* [Information given]:
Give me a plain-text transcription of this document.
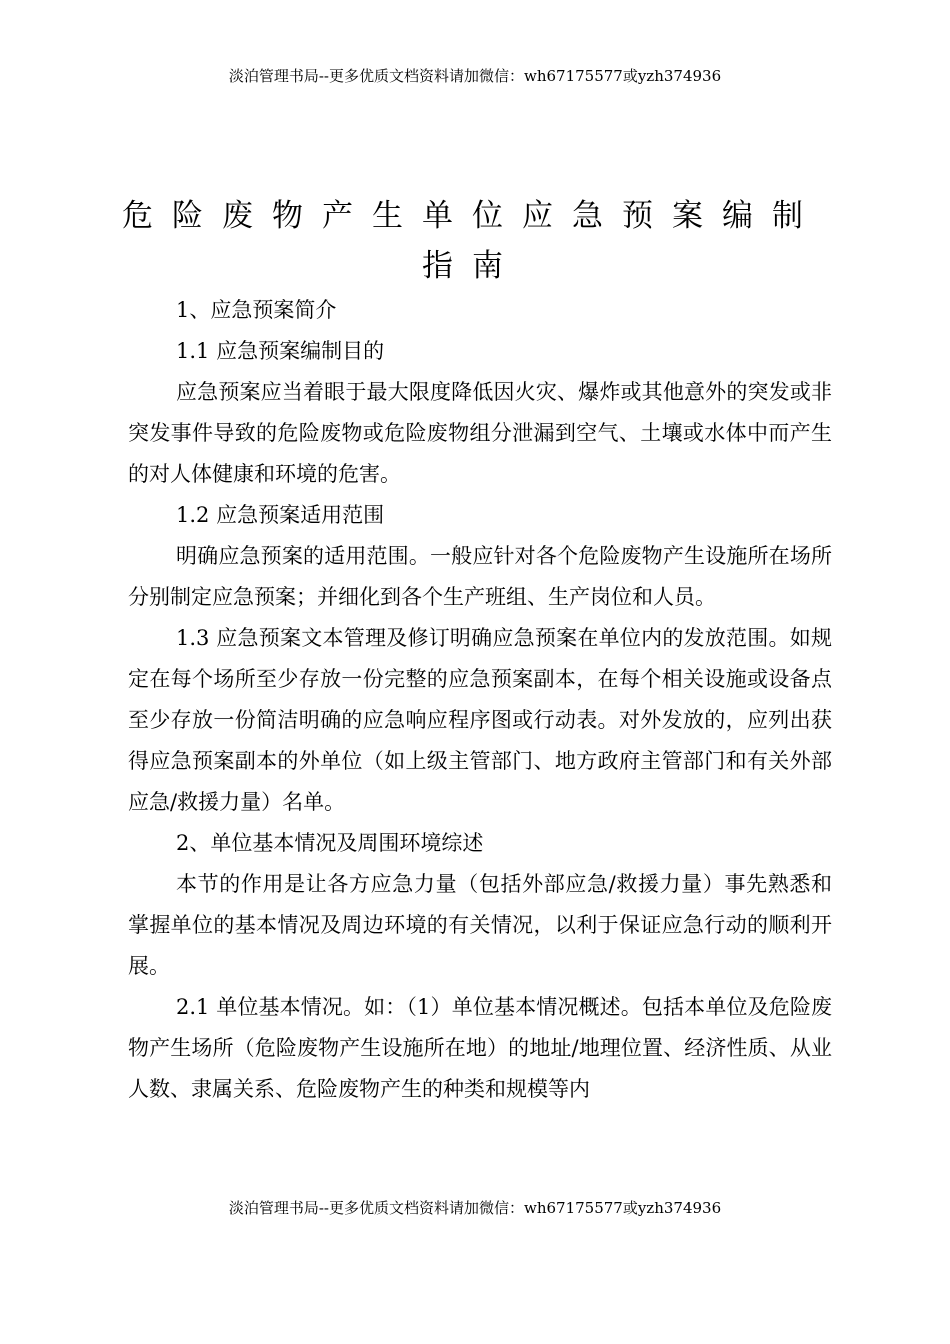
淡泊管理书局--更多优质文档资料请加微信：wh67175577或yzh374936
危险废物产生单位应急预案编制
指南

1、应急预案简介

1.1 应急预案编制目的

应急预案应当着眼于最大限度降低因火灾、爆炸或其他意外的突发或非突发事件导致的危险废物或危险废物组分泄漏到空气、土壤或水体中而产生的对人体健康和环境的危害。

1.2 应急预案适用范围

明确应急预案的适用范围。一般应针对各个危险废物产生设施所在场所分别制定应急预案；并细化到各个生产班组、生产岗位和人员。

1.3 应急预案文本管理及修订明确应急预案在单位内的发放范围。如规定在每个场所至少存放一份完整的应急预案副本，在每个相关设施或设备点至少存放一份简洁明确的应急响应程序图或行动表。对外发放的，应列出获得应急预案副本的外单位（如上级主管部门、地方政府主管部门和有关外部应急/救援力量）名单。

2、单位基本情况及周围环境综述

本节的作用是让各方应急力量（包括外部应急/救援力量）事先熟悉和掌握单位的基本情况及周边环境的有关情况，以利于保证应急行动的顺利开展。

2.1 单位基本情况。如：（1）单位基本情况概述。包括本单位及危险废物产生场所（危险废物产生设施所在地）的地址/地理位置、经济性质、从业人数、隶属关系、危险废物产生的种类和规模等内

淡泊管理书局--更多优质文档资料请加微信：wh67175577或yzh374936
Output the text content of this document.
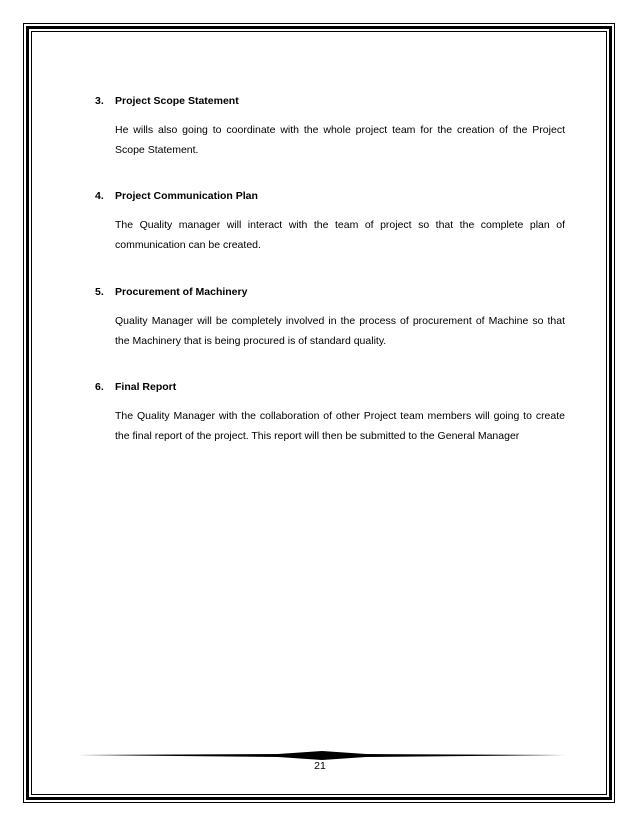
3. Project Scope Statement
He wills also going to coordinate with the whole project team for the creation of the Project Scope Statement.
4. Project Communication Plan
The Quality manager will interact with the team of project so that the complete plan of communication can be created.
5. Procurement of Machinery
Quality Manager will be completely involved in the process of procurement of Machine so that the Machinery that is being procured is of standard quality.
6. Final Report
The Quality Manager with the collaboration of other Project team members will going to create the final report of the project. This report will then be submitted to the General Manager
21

* [What this task involves]: Only the number is wanted: how many lines of these entries contain the string "Machinery"?

* [Finished answer]: 2